(Dataset rows about figures)
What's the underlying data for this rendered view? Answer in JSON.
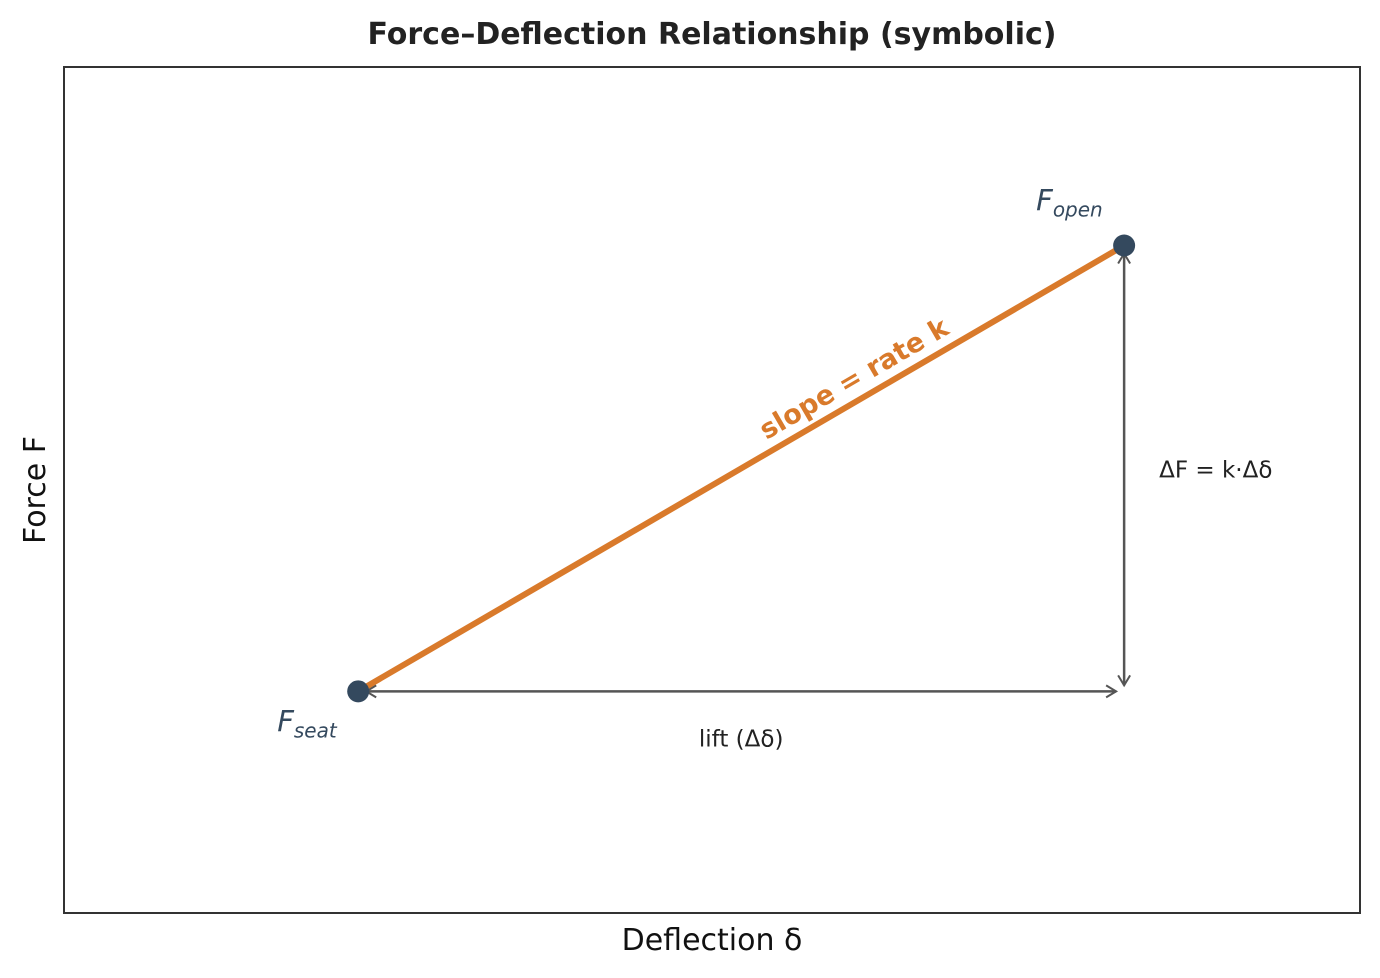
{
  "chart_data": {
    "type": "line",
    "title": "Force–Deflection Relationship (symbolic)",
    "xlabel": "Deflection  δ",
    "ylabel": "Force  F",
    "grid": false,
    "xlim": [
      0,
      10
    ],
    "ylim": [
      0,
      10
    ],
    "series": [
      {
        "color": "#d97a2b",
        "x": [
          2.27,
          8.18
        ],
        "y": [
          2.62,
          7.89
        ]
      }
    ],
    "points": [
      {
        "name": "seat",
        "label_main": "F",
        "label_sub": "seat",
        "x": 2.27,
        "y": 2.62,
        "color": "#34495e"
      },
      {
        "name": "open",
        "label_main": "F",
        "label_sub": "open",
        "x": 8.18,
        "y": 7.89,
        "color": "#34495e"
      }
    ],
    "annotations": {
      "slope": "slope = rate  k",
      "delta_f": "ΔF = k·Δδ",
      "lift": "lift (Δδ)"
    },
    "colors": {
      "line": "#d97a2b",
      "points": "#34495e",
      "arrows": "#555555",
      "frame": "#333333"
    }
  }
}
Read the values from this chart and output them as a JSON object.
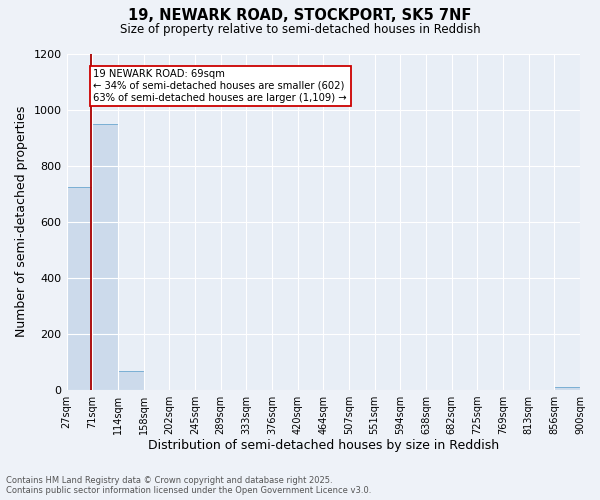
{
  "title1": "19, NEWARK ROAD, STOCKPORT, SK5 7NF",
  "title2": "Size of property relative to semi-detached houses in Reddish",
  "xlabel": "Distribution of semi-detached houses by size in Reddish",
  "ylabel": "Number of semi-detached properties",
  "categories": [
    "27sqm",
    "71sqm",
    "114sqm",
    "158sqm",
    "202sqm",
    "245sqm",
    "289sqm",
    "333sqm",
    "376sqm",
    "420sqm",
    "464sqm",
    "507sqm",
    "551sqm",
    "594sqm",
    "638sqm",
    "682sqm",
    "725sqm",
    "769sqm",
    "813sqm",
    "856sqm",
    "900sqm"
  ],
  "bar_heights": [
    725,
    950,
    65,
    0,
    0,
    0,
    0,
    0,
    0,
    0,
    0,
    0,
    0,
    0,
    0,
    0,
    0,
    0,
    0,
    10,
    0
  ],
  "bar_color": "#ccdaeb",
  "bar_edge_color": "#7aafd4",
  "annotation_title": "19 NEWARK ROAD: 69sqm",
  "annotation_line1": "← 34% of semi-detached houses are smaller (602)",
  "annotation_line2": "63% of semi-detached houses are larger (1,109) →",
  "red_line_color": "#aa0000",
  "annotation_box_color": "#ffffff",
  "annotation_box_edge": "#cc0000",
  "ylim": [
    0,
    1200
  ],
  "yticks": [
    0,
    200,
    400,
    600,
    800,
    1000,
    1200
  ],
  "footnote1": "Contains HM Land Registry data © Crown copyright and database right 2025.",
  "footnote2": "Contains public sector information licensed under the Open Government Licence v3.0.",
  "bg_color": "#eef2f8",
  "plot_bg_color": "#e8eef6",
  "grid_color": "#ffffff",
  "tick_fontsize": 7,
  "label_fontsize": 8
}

---

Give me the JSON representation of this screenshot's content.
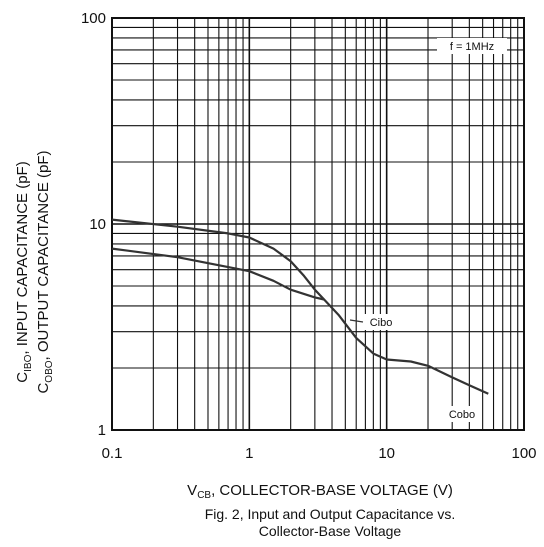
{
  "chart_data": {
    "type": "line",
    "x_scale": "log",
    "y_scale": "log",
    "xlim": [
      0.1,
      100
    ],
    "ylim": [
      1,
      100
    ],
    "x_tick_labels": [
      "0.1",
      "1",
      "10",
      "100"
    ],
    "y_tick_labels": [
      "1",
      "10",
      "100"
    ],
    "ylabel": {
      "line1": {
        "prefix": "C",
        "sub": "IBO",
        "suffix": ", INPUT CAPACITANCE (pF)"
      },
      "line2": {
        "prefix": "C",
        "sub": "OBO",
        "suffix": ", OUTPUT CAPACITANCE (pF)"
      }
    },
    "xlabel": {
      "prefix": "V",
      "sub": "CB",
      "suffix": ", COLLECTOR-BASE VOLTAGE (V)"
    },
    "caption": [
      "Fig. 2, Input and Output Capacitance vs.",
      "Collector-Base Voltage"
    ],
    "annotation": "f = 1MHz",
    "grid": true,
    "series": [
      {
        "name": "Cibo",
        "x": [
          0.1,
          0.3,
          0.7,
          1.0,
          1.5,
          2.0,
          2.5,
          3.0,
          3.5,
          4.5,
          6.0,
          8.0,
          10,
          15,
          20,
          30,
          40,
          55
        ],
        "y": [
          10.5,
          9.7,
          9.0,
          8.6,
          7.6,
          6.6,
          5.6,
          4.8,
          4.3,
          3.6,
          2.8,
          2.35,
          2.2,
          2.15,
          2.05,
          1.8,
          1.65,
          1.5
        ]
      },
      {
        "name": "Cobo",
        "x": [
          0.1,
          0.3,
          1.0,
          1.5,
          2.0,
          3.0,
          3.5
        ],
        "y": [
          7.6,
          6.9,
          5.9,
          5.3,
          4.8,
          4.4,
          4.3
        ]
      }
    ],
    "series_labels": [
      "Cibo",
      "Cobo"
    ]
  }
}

Written problem:
Wherever a line in the data above holds "Force", copy that line.

The solution:
    "title": "Force–Deflection Relationship (symbolic)",
    "ylabel": "Force  F",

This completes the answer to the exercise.